TO BE DONE
Write out the material again word for word, dropping any images it holds.
════════════════
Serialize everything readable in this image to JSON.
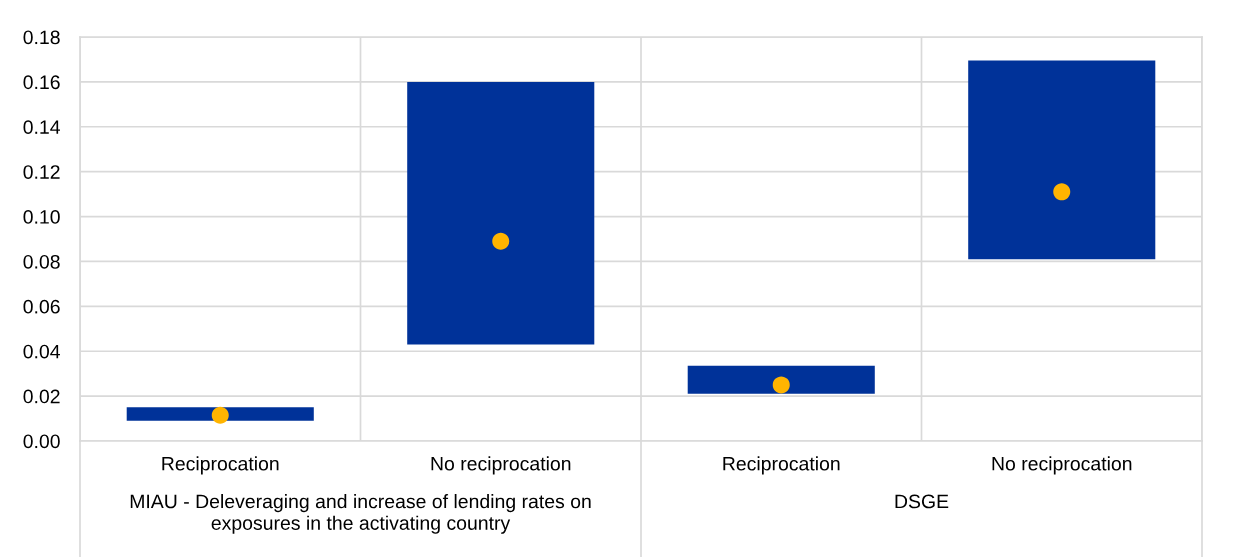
{
  "chart_data": {
    "type": "bar",
    "categories": [
      "Reciprocation",
      "No reciprocation",
      "Reciprocation",
      "No reciprocation"
    ],
    "series": [
      {
        "color": "#003299",
        "base": [
          0.009,
          0.043,
          0.021,
          0.081
        ],
        "values": [
          0.006,
          0.117,
          0.0125,
          0.0885
        ]
      },
      {
        "type": "scatter",
        "color": "#ffb400",
        "marker": "circle",
        "values": [
          0.0115,
          0.089,
          0.025,
          0.111
        ]
      }
    ],
    "ylim": [
      0,
      0.18
    ],
    "yticks": [
      {
        "value": 0,
        "label": "0.00"
      },
      {
        "value": 0.02,
        "label": "0.02"
      },
      {
        "value": 0.04,
        "label": "0.04"
      },
      {
        "value": 0.06,
        "label": "0.06"
      },
      {
        "value": 0.08,
        "label": "0.08"
      },
      {
        "value": 0.1,
        "label": "0.10"
      },
      {
        "value": 0.12,
        "label": "0.12"
      },
      {
        "value": 0.14,
        "label": "0.14"
      },
      {
        "value": 0.16,
        "label": "0.16"
      },
      {
        "value": 0.18,
        "label": "0.18"
      }
    ],
    "grid": true,
    "annotations": [
      "MIAU - Deleveraging and increase of lending rates on exposures in the activating country",
      "DSGE"
    ]
  }
}
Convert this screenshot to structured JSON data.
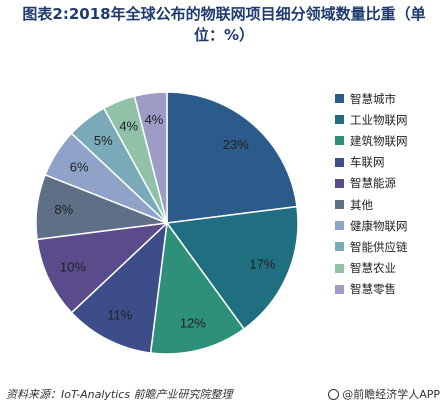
{
  "title_line1": "图表2:2018年全球公布的物联网项目细分领域数量比重（单",
  "title_line2": "位：%）",
  "source": "资料来源：IoT-Analytics  前瞻产业研究院整理",
  "brand": "@前瞻经济学人APP",
  "chart_data": {
    "type": "pie",
    "title": "图表2:2018年全球公布的物联网项目细分领域数量比重（单位：%）",
    "categories": [
      "智慧城市",
      "工业物联网",
      "建筑物联网",
      "车联网",
      "智慧能源",
      "其他",
      "健康物联网",
      "智能供应链",
      "智慧农业",
      "智慧零售"
    ],
    "values": [
      23,
      17,
      12,
      11,
      10,
      8,
      6,
      5,
      4,
      4
    ],
    "value_labels": [
      "23%",
      "17%",
      "12%",
      "11%",
      "10%",
      "8%",
      "6%",
      "5%",
      "4%",
      "4%"
    ],
    "colors": [
      "#2b5b8a",
      "#1f6f80",
      "#2e8f7a",
      "#3c4d8a",
      "#5a4c8a",
      "#5e6f86",
      "#8ea3c7",
      "#7aa9b7",
      "#8fc2a8",
      "#9c9cc6"
    ],
    "legend_position": "right"
  }
}
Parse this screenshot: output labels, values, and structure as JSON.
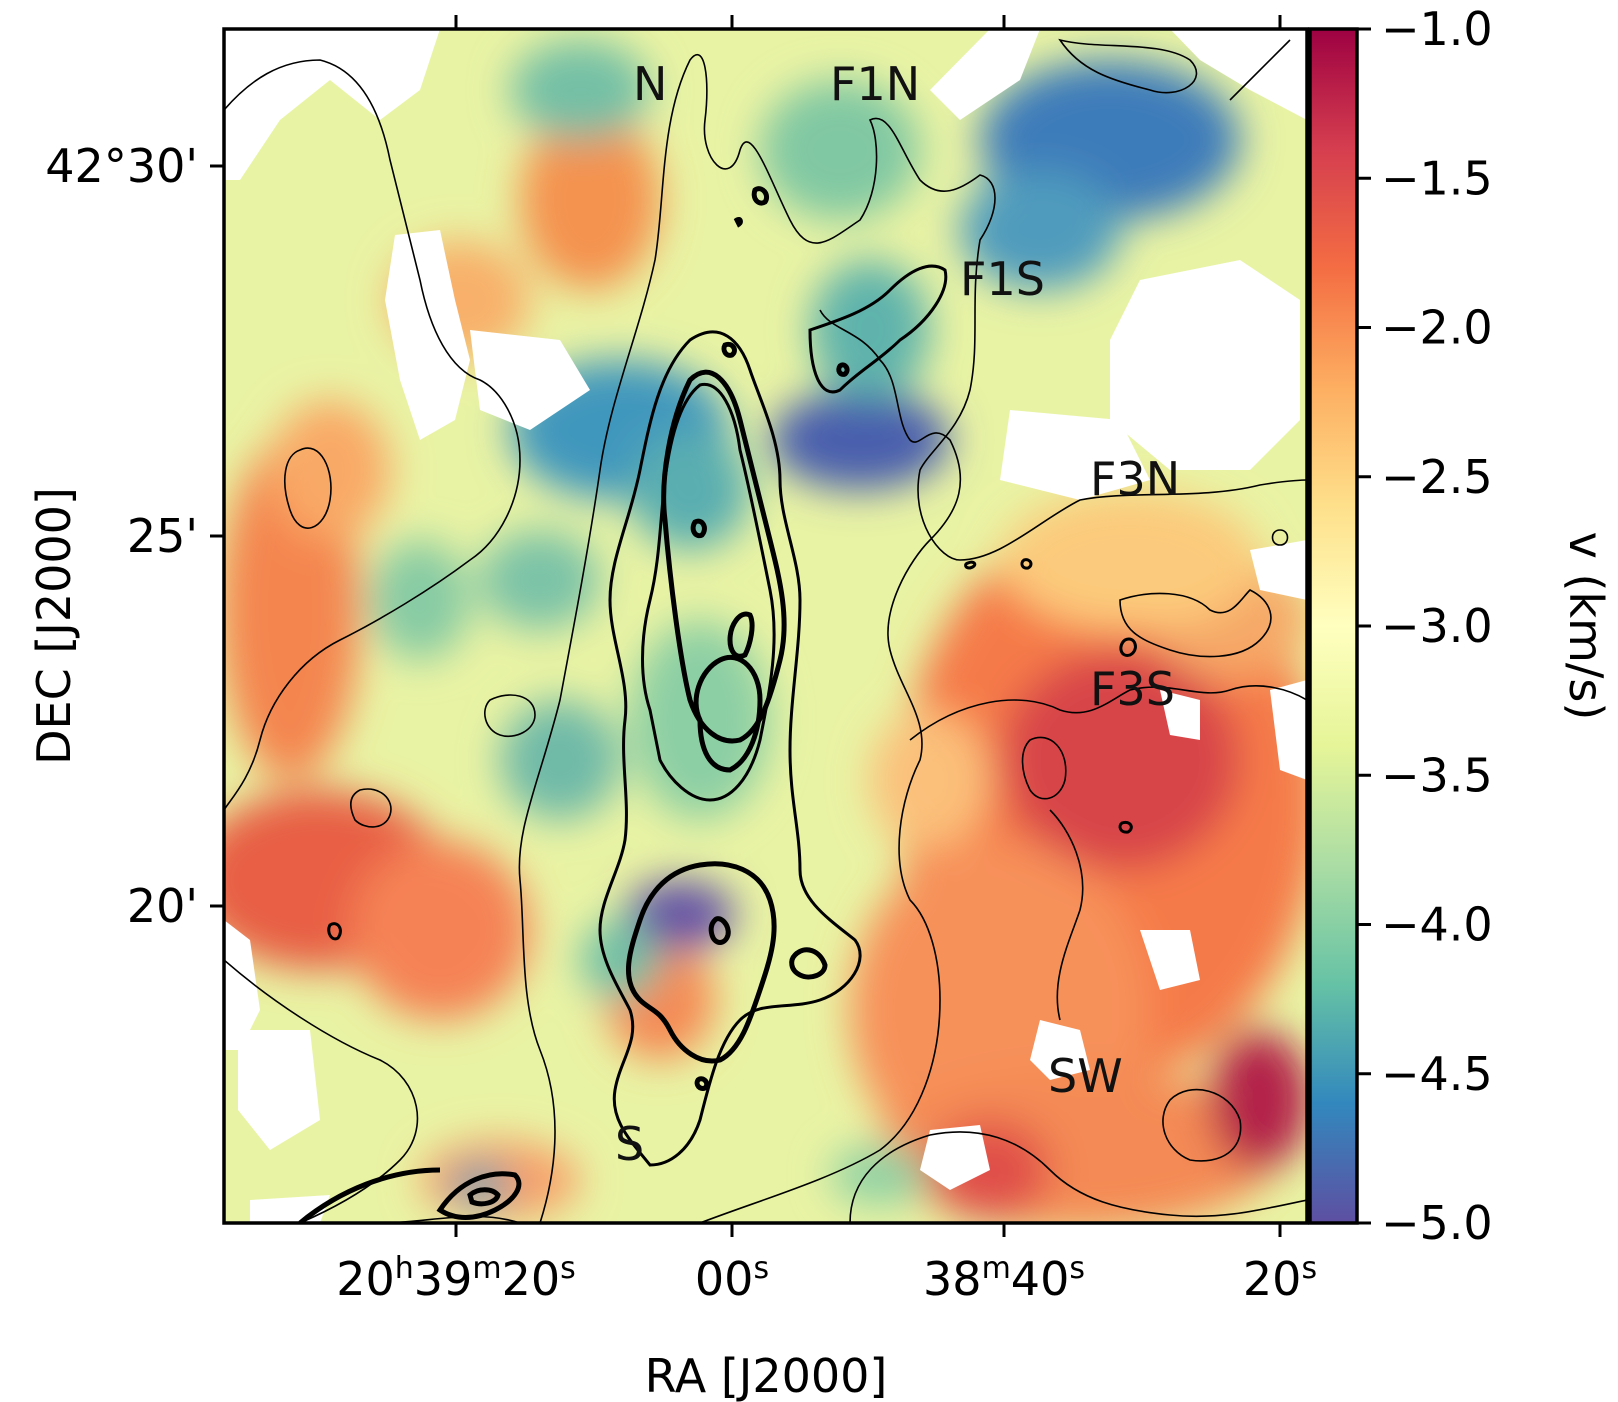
{
  "chart_data": {
    "type": "heatmap",
    "title": "",
    "xlabel": "RA [J2000]",
    "ylabel": "DEC [J2000]",
    "x_ticks": [
      {
        "parts": [
          [
            "20",
            "base"
          ],
          [
            "h",
            "sup"
          ],
          [
            "39",
            "base"
          ],
          [
            "m",
            "sup"
          ],
          [
            "20",
            "base"
          ],
          [
            "s",
            "sup"
          ]
        ]
      },
      {
        "parts": [
          [
            "00",
            "base"
          ],
          [
            "s",
            "sup"
          ]
        ]
      },
      {
        "parts": [
          [
            "38",
            "base"
          ],
          [
            "m",
            "sup"
          ],
          [
            "40",
            "base"
          ],
          [
            "s",
            "sup"
          ]
        ]
      },
      {
        "parts": [
          [
            "20",
            "base"
          ],
          [
            "s",
            "sup"
          ]
        ]
      }
    ],
    "y_ticks": [
      "42°30'",
      "25'",
      "20'"
    ],
    "colorbar": {
      "label": "v (km/s)",
      "ticks": [
        "−1.0",
        "−1.5",
        "−2.0",
        "−2.5",
        "−3.0",
        "−3.5",
        "−4.0",
        "−4.5",
        "−5.0"
      ],
      "range": [
        -5.0,
        -1.0
      ],
      "colormap": "Spectral",
      "colors": [
        "#5e4fa2",
        "#3288bd",
        "#66c2a5",
        "#abdda4",
        "#e6f598",
        "#ffffbf",
        "#fee08b",
        "#fdae61",
        "#f46d43",
        "#d53e4f",
        "#9e0142"
      ]
    },
    "regions": [
      "N",
      "F1N",
      "F1S",
      "F3N",
      "F3S",
      "SW",
      "S"
    ]
  }
}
════════════════
TASK SOLUTION
Serialize everything readable in this image to JSON.
{
  "chart_data": {
    "type": "bar",
    "categories": [
      "Reciprocation",
      "No reciprocation",
      "Reciprocation",
      "No reciprocation"
    ],
    "series": [
      {
        "color": "#003299",
        "base": [
          0.009,
          0.043,
          0.021,
          0.081
        ],
        "values": [
          0.006,
          0.117,
          0.0125,
          0.0885
        ]
      },
      {
        "type": "scatter",
        "color": "#ffb400",
        "marker": "circle",
        "values": [
          0.0115,
          0.089,
          0.025,
          0.111
        ]
      }
    ],
    "ylim": [
      0,
      0.18
    ],
    "yticks": [
      {
        "value": 0,
        "label": "0.00"
      },
      {
        "value": 0.02,
        "label": "0.02"
      },
      {
        "value": 0.04,
        "label": "0.04"
      },
      {
        "value": 0.06,
        "label": "0.06"
      },
      {
        "value": 0.08,
        "label": "0.08"
      },
      {
        "value": 0.1,
        "label": "0.10"
      },
      {
        "value": 0.12,
        "label": "0.12"
      },
      {
        "value": 0.14,
        "label": "0.14"
      },
      {
        "value": 0.16,
        "label": "0.16"
      },
      {
        "value": 0.18,
        "label": "0.18"
      }
    ],
    "grid": true,
    "annotations": [
      "MIAU - Deleveraging and increase of lending rates on exposures in the activating country",
      "DSGE"
    ]
  }
}
Convert this screenshot to structured JSON data.
{
  "title_line1": "图表2:2018年全球公布的物联网项目细分领域数量比重（单",
  "title_line2": "位：%）",
  "source": "资料来源：IoT-Analytics  前瞻产业研究院整理",
  "brand": "@前瞻经济学人APP",
  "chart_data": {
    "type": "pie",
    "title": "图表2:2018年全球公布的物联网项目细分领域数量比重（单位：%）",
    "categories": [
      "智慧城市",
      "工业物联网",
      "建筑物联网",
      "车联网",
      "智慧能源",
      "其他",
      "健康物联网",
      "智能供应链",
      "智慧农业",
      "智慧零售"
    ],
    "values": [
      23,
      17,
      12,
      11,
      10,
      8,
      6,
      5,
      4,
      4
    ],
    "value_labels": [
      "23%",
      "17%",
      "12%",
      "11%",
      "10%",
      "8%",
      "6%",
      "5%",
      "4%",
      "4%"
    ],
    "colors": [
      "#2b5b8a",
      "#1f6f80",
      "#2e8f7a",
      "#3c4d8a",
      "#5a4c8a",
      "#5e6f86",
      "#8ea3c7",
      "#7aa9b7",
      "#8fc2a8",
      "#9c9cc6"
    ],
    "legend_position": "right"
  }
}
Parse this screenshot: output labels, values, and structure as JSON.
{
  "chart_data": {
    "type": "heatmap",
    "title": "",
    "xlabel": "RA [J2000]",
    "ylabel": "DEC [J2000]",
    "x_ticks": [
      {
        "parts": [
          [
            "20",
            "base"
          ],
          [
            "h",
            "sup"
          ],
          [
            "39",
            "base"
          ],
          [
            "m",
            "sup"
          ],
          [
            "20",
            "base"
          ],
          [
            "s",
            "sup"
          ]
        ]
      },
      {
        "parts": [
          [
            "00",
            "base"
          ],
          [
            "s",
            "sup"
          ]
        ]
      },
      {
        "parts": [
          [
            "38",
            "base"
          ],
          [
            "m",
            "sup"
          ],
          [
            "40",
            "base"
          ],
          [
            "s",
            "sup"
          ]
        ]
      },
      {
        "parts": [
          [
            "20",
            "base"
          ],
          [
            "s",
            "sup"
          ]
        ]
      }
    ],
    "y_ticks": [
      "42°30'",
      "25'",
      "20'"
    ],
    "colorbar": {
      "label": "v (km/s)",
      "ticks": [
        "−1.0",
        "−1.5",
        "−2.0",
        "−2.5",
        "−3.0",
        "−3.5",
        "−4.0",
        "−4.5",
        "−5.0"
      ],
      "range": [
        -5.0,
        -1.0
      ],
      "colormap": "Spectral",
      "colors": [
        "#5e4fa2",
        "#3288bd",
        "#66c2a5",
        "#abdda4",
        "#e6f598",
        "#ffffbf",
        "#fee08b",
        "#fdae61",
        "#f46d43",
        "#d53e4f",
        "#9e0142"
      ]
    },
    "regions": [
      "N",
      "F1N",
      "F1S",
      "F3N",
      "F3S",
      "SW",
      "S"
    ]
  }
}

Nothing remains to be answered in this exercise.